What to do: Transcribe each line of the material as it is, and drop any picture.

Stored records:
⟨

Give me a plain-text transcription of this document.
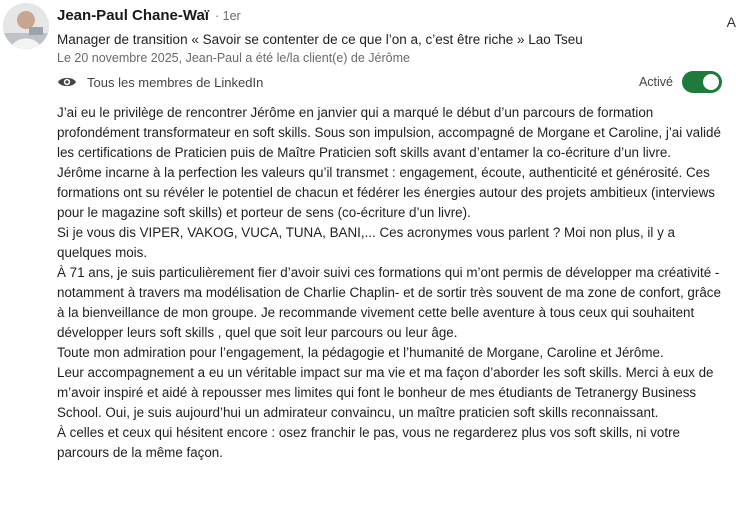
Jean-Paul Chane-Waï · 1er
Manager de transition « Savoir se contenter de ce que l’on a, c’est être riche » Lao Tseu
Le 20 novembre 2025, Jean-Paul a été le/la client(e) de Jérôme
A
Tous les membres de LinkedIn	Activé

J’ai eu le privilège de rencontrer Jérôme en janvier qui a marqué le début d’un parcours de formation profondément transformateur en soft skills. Sous son impulsion, accompagné de Morgane et Caroline, j’ai validé les certifications de Praticien puis de Maître Praticien soft skills avant d’entamer la co-écriture d’un livre.

Jérôme incarne à la perfection les valeurs qu’il transmet : engagement, écoute, authenticité et générosité. Ces formations ont su révéler le potentiel de chacun et fédérer les énergies autour des projets ambitieux (interviews pour le magazine soft skills) et porteur de sens (co-écriture d’un livre).

Si je vous dis VIPER, VAKOG, VUCA, TUNA, BANI,... Ces acronymes vous parlent ? Moi non plus, il y a quelques mois.

À 71 ans, je suis particulièrement fier d’avoir suivi ces formations qui m’ont permis de développer ma créativité -notamment à travers ma modélisation de Charlie Chaplin- et de sortir très souvent de ma zone de confort, grâce à la bienveillance de mon groupe. Je recommande vivement cette belle aventure à tous ceux qui souhaitent développer leurs soft skills , quel que soit leur parcours ou leur âge.

Toute mon admiration pour l’engagement, la pédagogie et l’humanité de Morgane, Caroline et Jérôme.

Leur accompagnement a eu un véritable impact sur ma vie et ma façon d’aborder les soft skills. Merci à eux de m’avoir inspiré et aidé à repousser mes limites qui font le bonheur de mes étudiants de Tetranergy Business School. Oui, je suis aujourd’hui un admirateur convaincu, un maître praticien soft skills reconnaissant.

À celles et ceux qui hésitent encore : osez franchir le pas, vous ne regarderez plus vos soft skills, ni votre parcours de la même façon.
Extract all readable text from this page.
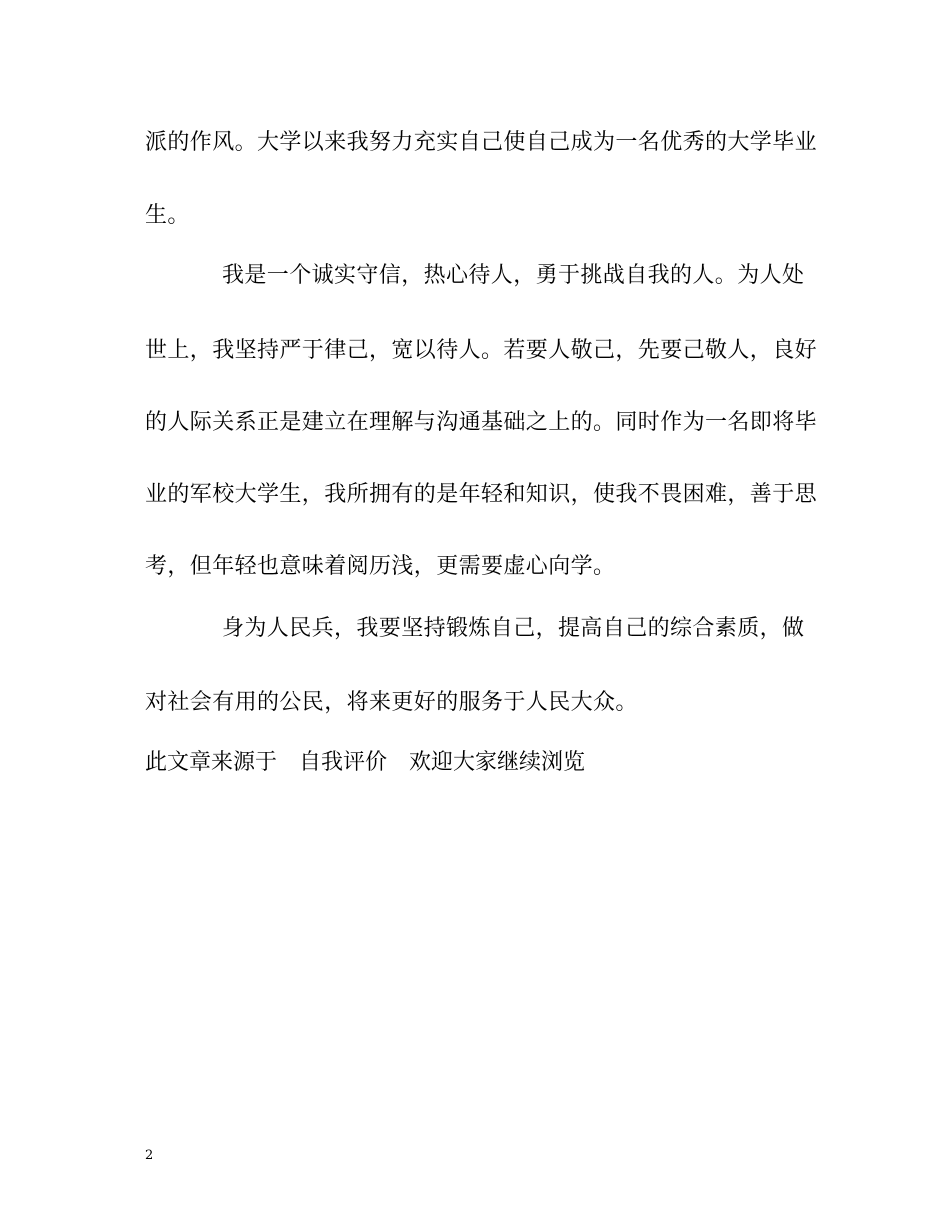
派的作风。大学以来我努力充实自己使自己成为一名优秀的大学毕业
生。
我是一个诚实守信，热心待人，勇于挑战自我的人。为人处
世上，我坚持严于律己，宽以待人。若要人敬己，先要己敬人，良好
的人际关系正是建立在理解与沟通基础之上的。同时作为一名即将毕
业的军校大学生，我所拥有的是年轻和知识，使我不畏困难，善于思
考，但年轻也意味着阅历浅，更需要虚心向学。
身为人民兵，我要坚持锻炼自己，提高自己的综合素质，做
对社会有用的公民，将来更好的服务于人民大众。
此文章来源于 自我评价 欢迎大家继续浏览
2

⟩

Full answer:
Give me a plain-text transcription of this document.
Jean-Paul Chane-Waï · 1er
Manager de transition « Savoir se contenter de ce que l’on a, c’est être riche » Lao Tseu
Le 20 novembre 2025, Jean-Paul a été le/la client(e) de Jérôme
A
Tous les membres de LinkedIn	Activé

J’ai eu le privilège de rencontrer Jérôme en janvier qui a marqué le début d’un parcours de formation profondément transformateur en soft skills. Sous son impulsion, accompagné de Morgane et Caroline, j’ai validé les certifications de Praticien puis de Maître Praticien soft skills avant d’entamer la co-écriture d’un livre.

Jérôme incarne à la perfection les valeurs qu’il transmet : engagement, écoute, authenticité et générosité. Ces formations ont su révéler le potentiel de chacun et fédérer les énergies autour des projets ambitieux (interviews pour le magazine soft skills) et porteur de sens (co-écriture d’un livre).

Si je vous dis VIPER, VAKOG, VUCA, TUNA, BANI,... Ces acronymes vous parlent ? Moi non plus, il y a quelques mois.

À 71 ans, je suis particulièrement fier d’avoir suivi ces formations qui m’ont permis de développer ma créativité -notamment à travers ma modélisation de Charlie Chaplin- et de sortir très souvent de ma zone de confort, grâce à la bienveillance de mon groupe. Je recommande vivement cette belle aventure à tous ceux qui souhaitent développer leurs soft skills , quel que soit leur parcours ou leur âge.

Toute mon admiration pour l’engagement, la pédagogie et l’humanité de Morgane, Caroline et Jérôme.

Leur accompagnement a eu un véritable impact sur ma vie et ma façon d’aborder les soft skills. Merci à eux de m’avoir inspiré et aidé à repousser mes limites qui font le bonheur de mes étudiants de Tetranergy Business School. Oui, je suis aujourd’hui un admirateur convaincu, un maître praticien soft skills reconnaissant.

À celles et ceux qui hésitent encore : osez franchir le pas, vous ne regarderez plus vos soft skills, ni votre parcours de la même façon.
Extract all readable text from this page.
派的作风。大学以来我努力充实自己使自己成为一名优秀的大学毕业
生。
我是一个诚实守信，热心待人，勇于挑战自我的人。为人处
世上，我坚持严于律己，宽以待人。若要人敬己，先要己敬人，良好
的人际关系正是建立在理解与沟通基础之上的。同时作为一名即将毕
业的军校大学生，我所拥有的是年轻和知识，使我不畏困难，善于思
考，但年轻也意味着阅历浅，更需要虚心向学。
身为人民兵，我要坚持锻炼自己，提高自己的综合素质，做
对社会有用的公民，将来更好的服务于人民大众。
此文章来源于 自我评价 欢迎大家继续浏览
2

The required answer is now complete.